Start Records for the task
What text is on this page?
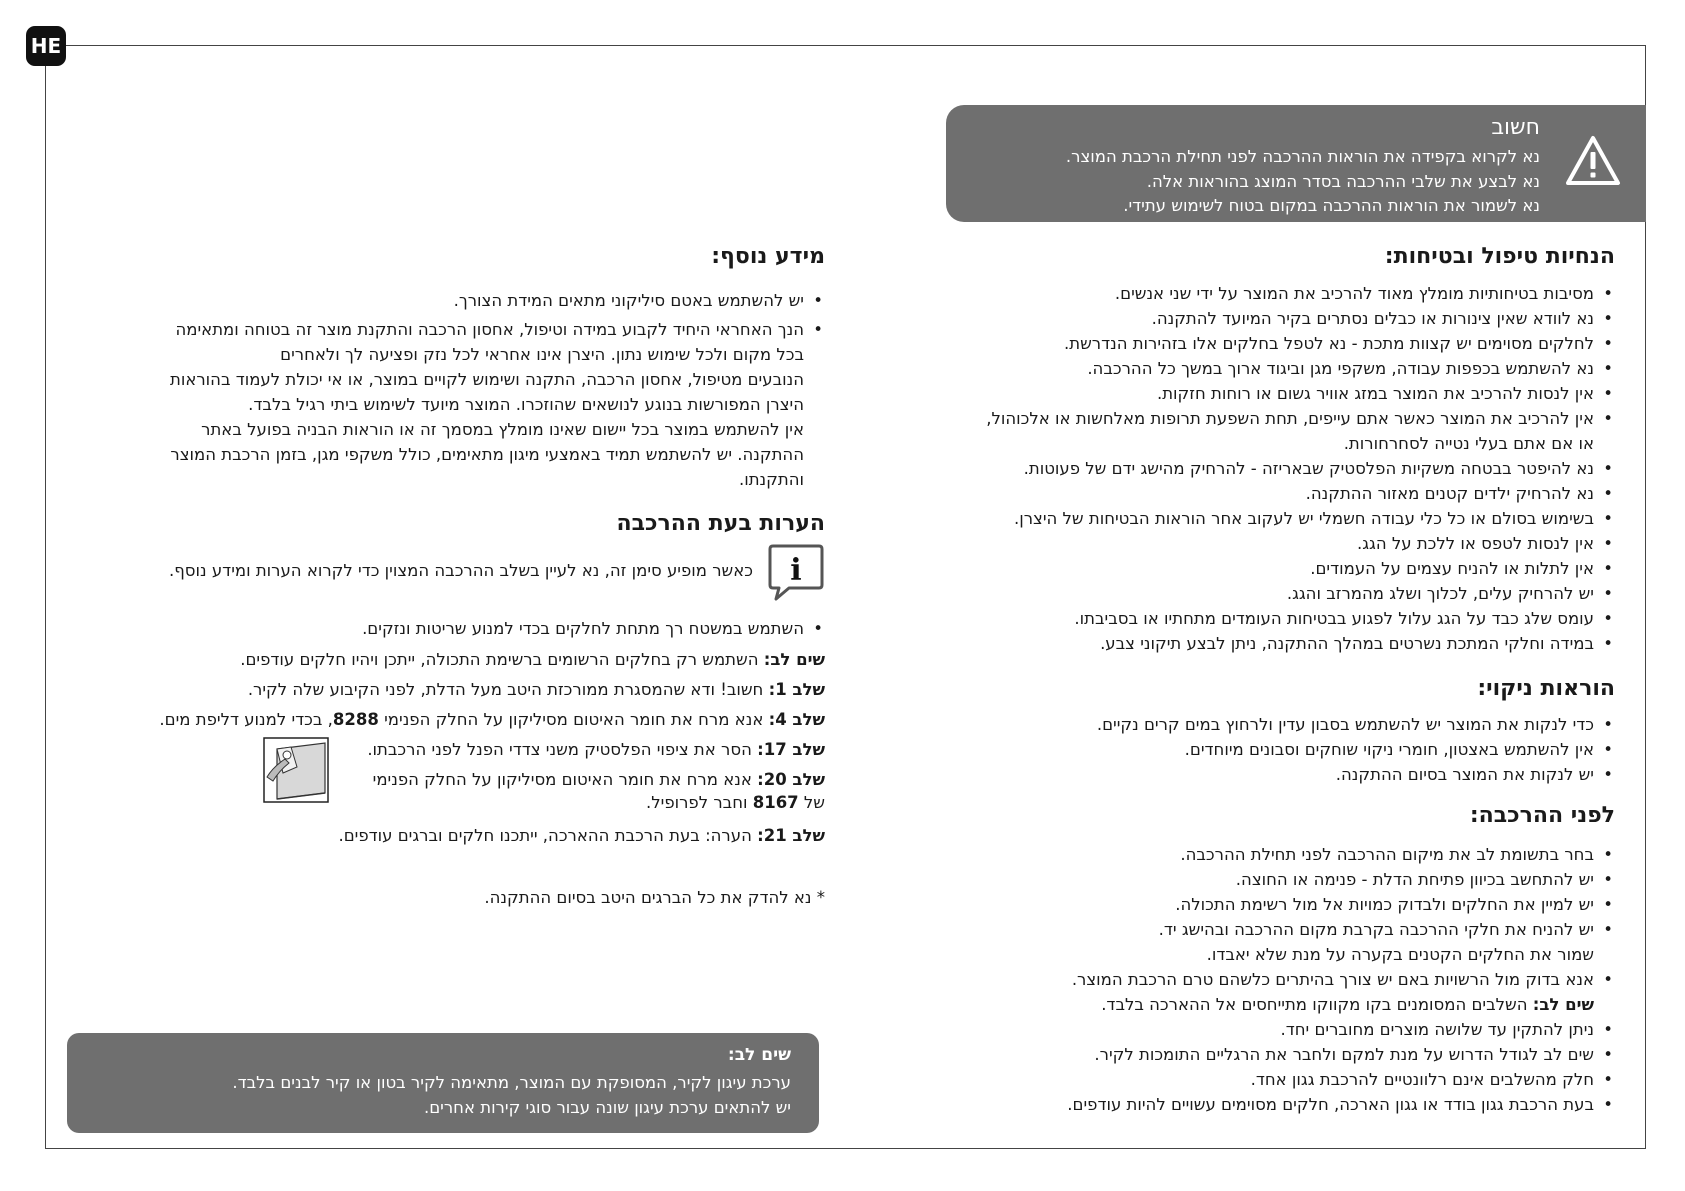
HE
חשוב
נא לקרוא בקפידה את הוראות ההרכבה לפני תחילת הרכבת המוצר.
נא לבצע את שלבי ההרכבה בסדר המוצג בהוראות אלה.
נא לשמור את הוראות ההרכבה במקום בטוח לשימוש עתידי.
הנחיות טיפול ובטיחות:
• מסיבות בטיחותיות מומלץ מאוד להרכיב את המוצר על ידי שני אנשים.
• נא לוודא שאין צינורות או כבלים נסתרים בקיר המיועד להתקנה.
• לחלקים מסוימים יש קצוות מתכת - נא לטפל בחלקים אלו בזהירות הנדרשת.
• נא להשתמש בכפפות עבודה, משקפי מגן וביגוד ארוך במשך כל ההרכבה.
• אין לנסות להרכיב את המוצר במזג אוויר גשום או רוחות חזקות.
• אין להרכיב את המוצר כאשר אתם עייפים, תחת השפעת תרופות מאלחשות או אלכוהול,
או אם אתם בעלי נטייה לסחרחורות.
• נא להיפטר בבטחה משקיות הפלסטיק שבאריזה - להרחיק מהישג ידם של פעוטות.
• נא להרחיק ילדים קטנים מאזור ההתקנה.
• בשימוש בסולם או כל כלי עבודה חשמלי יש לעקוב אחר הוראות הבטיחות של היצרן.
• אין לנסות לטפס או ללכת על הגג.
• אין לתלות או להניח עצמים על העמודים.
• יש להרחיק עלים, לכלוך ושלג מהמרזב והגג.
• עומס שלג כבד על הגג עלול לפגוע בבטיחות העומדים מתחתיו או בסביבתו.
• במידה וחלקי המתכת נשרטים במהלך ההתקנה, ניתן לבצע תיקוני צבע.
הוראות ניקוי:
• כדי לנקות את המוצר יש להשתמש בסבון עדין ולרחוץ במים קרים נקיים.
• אין להשתמש באצטון, חומרי ניקוי שוחקים וסבונים מיוחדים.
• יש לנקות את המוצר בסיום ההתקנה.
לפני ההרכבה:
• בחר בתשומת לב את מיקום ההרכבה לפני תחילת ההרכבה.
• יש להתחשב בכיוון פתיחת הדלת - פנימה או החוצה.
• יש למיין את החלקים ולבדוק כמויות אל מול רשימת התכולה.
• יש להניח את חלקי ההרכבה בקרבת מקום ההרכבה ובהישג יד.
שמור את החלקים הקטנים בקערה על מנת שלא יאבדו.
• אנא בדוק מול הרשויות באם יש צורך בהיתרים כלשהם טרם הרכבת המוצר.
שים לב: השלבים המסומנים בקו מקווקו מתייחסים אל ההארכה בלבד.
• ניתן להתקין עד שלושה מוצרים מחוברים יחד.
• שים לב לגודל הדרוש על מנת למקם ולחבר את הרגליים התומכות לקיר.
• חלק מהשלבים אינם רלוונטיים להרכבת גגון אחד.
• בעת הרכבת גגון בודד או גגון הארכה, חלקים מסוימים עשויים להיות עודפים.
מידע נוסף:
• יש להשתמש באטם סיליקוני מתאים המידת הצורך.
• הנך האחראי היחיד לקבוע במידה וטיפול, אחסון הרכבה והתקנת מוצר זה בטוחה ומתאימה
בכל מקום ולכל שימוש נתון. היצרן אינו אחראי לכל נזק ופציעה לך ולאחרים
הנובעים מטיפול, אחסון הרכבה, התקנה ושימוש לקויים במוצר, או אי יכולת לעמוד בהוראות
היצרן המפורשות בנוגע לנושאים שהוזכרו. המוצר מיועד לשימוש ביתי רגיל בלבד.
אין להשתמש במוצר בכל יישום שאינו מומלץ במסמך זה או הוראות הבניה בפועל באתר
ההתקנה. יש להשתמש תמיד באמצעי מיגון מתאימים, כולל משקפי מגן, בזמן הרכבת המוצר
והתקנתו.
הערות בעת ההרכבה
i
כאשר מופיע סימן זה, נא לעיין בשלב ההרכבה המצוין כדי לקרוא הערות ומידע נוסף.
• השתמש במשטח רך מתחת לחלקים בכדי למנוע שריטות ונזקים.
שים לב: השתמש רק בחלקים הרשומים ברשימת התכולה, ייתכן ויהיו חלקים עודפים.
שלב 1: חשוב! ודא שהמסגרת ממורכזת היטב מעל הדלת, לפני הקיבוע שלה לקיר.
שלב 4: אנא מרח את חומר האיטום מסיליקון על החלק הפנימי 8288, בכדי למנוע דליפת מים.
שלב 17: הסר את ציפוי הפלסטיק משני צדדי הפנל לפני הרכבתו.
שלב 20: אנא מרח את חומר האיטום מסיליקון על החלק הפנימי
של 8167 וחבר לפרופיל.
שלב 21: הערה: בעת הרכבת ההארכה, ייתכנו חלקים וברגים עודפים.
* נא להדק את כל הברגים היטב בסיום ההתקנה.
שים לב:
ערכת עיגון לקיר, המסופקת עם המוצר, מתאימה לקיר בטון או קיר לבנים בלבד.
יש להתאים ערכת עיגון שונה עבור סוגי קירות אחרים.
End Records for the task
◆ **Given problem**
Extract each line holding the string "לקרוא".

◆ **Solved exercise**
נא לקרוא בקפידה את הוראות ההרכבה לפני תחילת הרכבת המוצר.
כאשר מופיע סימן זה, נא לעיין בשלב ההרכבה המצוין כדי לקרוא הערות ומידע נוסף.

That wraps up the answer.